**PROVIDED TEXT**:
Member of the Maine House of Representatives
- In office 1960–1966
- Preceded by: Lester E. Brown
- Succeeded by: Richard Hewes

Member of the Maine Senate
- In office 1966–1976
- Preceded by: Mary E. Chisholm
- Succeeded by: Richard Hewes

Personal details
- Born: November 4, 1915 Malden, Massachusetts, U.S.
- Died: January 31, 2018 (aged 102) Scarborough, Maine, U.S.
- Party: Republican

= Richard N. Berry =

American politician (1915–2018)

**EXERCISE A**:
Answer from the Richard N. Berry profile, one line each:
(i) Who preceded him in the Maine House of Representatives?
(ii) In what city was he born?
(iii) What party did he belong to?
**EXERCISE B**: Please rewrite everything in the Richard N. Berry profile from "Personal details" down to "American politician (1915–2018)", replacing "Scarborough" with "Portland".
**EXERCISE C**: Carry on the Richard N. Berry profile from the point where it stops.

Structured page parsing data:
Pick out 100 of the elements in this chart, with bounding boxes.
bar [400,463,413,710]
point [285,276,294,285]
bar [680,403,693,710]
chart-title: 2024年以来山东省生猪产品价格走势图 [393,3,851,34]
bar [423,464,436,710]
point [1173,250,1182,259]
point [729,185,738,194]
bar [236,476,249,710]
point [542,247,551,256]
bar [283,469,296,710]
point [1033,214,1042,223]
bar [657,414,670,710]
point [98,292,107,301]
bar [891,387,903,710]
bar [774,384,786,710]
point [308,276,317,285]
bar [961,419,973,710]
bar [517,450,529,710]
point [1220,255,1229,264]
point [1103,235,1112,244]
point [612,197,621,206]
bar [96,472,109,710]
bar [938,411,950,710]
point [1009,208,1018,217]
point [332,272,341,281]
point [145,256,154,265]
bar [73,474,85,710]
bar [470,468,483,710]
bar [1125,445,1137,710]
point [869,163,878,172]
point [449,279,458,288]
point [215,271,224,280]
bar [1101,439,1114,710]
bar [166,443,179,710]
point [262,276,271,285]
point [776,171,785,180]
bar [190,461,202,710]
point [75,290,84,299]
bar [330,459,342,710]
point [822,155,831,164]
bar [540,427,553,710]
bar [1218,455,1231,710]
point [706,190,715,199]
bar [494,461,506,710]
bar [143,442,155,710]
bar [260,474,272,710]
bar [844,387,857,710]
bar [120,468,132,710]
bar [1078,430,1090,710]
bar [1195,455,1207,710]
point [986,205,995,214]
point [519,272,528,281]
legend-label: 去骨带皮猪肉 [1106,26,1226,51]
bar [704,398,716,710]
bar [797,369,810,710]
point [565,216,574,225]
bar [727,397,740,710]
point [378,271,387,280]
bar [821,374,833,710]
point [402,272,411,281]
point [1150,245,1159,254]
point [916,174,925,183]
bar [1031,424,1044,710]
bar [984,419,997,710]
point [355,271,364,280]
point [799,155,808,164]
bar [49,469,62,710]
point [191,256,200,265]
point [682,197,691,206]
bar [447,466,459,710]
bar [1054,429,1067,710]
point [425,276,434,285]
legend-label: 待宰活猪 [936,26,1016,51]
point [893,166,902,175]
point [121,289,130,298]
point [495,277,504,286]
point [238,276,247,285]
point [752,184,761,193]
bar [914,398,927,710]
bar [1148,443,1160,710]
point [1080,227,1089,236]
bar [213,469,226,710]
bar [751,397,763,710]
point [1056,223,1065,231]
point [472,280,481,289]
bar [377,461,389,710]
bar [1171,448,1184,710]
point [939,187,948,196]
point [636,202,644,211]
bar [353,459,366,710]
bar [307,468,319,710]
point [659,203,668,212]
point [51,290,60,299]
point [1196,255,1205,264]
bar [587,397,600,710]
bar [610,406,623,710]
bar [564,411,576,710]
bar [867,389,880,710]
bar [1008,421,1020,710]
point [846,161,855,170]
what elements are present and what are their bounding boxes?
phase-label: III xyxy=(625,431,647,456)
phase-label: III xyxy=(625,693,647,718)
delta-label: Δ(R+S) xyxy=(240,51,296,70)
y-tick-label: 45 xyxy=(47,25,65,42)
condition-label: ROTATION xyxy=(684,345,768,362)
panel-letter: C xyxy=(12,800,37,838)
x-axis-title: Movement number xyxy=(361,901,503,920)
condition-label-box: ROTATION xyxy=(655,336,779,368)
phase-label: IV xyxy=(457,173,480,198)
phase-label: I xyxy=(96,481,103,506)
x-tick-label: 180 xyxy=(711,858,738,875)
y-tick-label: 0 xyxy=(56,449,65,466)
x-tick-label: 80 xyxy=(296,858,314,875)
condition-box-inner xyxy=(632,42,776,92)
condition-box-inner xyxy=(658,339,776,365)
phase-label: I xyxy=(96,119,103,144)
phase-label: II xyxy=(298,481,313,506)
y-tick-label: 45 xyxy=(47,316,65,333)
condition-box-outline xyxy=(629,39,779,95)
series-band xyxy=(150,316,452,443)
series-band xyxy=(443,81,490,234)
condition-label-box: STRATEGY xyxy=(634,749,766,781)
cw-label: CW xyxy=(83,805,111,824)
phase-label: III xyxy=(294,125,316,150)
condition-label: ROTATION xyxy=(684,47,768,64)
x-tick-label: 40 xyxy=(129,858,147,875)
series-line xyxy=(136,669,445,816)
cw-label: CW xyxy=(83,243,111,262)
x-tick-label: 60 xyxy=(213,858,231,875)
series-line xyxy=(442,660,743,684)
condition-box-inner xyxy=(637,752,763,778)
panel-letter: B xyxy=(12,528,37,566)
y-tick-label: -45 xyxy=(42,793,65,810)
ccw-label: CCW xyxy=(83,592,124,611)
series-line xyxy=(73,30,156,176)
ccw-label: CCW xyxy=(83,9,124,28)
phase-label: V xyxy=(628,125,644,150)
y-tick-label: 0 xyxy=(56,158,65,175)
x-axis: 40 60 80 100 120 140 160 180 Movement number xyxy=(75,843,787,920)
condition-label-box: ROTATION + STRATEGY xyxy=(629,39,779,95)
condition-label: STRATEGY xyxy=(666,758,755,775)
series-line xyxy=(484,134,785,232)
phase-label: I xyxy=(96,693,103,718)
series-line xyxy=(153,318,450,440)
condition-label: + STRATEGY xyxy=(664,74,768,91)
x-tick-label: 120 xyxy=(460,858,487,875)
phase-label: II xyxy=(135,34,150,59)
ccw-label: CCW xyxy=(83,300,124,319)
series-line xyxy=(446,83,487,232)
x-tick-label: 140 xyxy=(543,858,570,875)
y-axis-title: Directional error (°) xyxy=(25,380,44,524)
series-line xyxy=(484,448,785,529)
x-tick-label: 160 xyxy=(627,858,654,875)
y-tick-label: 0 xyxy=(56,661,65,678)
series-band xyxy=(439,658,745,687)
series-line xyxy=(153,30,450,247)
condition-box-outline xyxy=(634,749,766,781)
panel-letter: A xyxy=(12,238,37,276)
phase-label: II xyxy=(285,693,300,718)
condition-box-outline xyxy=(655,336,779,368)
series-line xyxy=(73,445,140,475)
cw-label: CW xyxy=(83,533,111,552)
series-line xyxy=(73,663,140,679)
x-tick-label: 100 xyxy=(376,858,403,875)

**RESPONSE AREA A**:
(i) Lester E. Brown
(ii) Malden, Massachusetts
(iii) Republican

**RESPONSE AREA B**:
Personal details
- Born: November 4, 1915 Malden, Massachusetts, U.S.
- Died: January 31, 2018 (aged 102) Portland, Maine, U.S.
- Party: Republican

= Richard N. Berry =

American politician (1915–2018)

**RESPONSE AREA C**:
Richard Nathaniel Berry (November 4, 1915 – January 31, 2018) was an American politician from Maine. Berry, a Republican, served in the Maine Legislature from 1960 to 1976. He spent 6 years in the Maine House of Representatives (1960-1966) and 10 years in the Maine Senate, including 4 years as Senate Majority Leader (1970-1974). In 1974, he sought the Senate Presidency but was unable to gain enough votes from his colleagues. He represented Cape Elizabeth, Maine in the House and Cape Elizabeth, South Portland and part of Scarborough while in the Senate. Berry was married to Sylvia Lehr, who died in December 2010. He died on January 31, 2018, at the age of 102.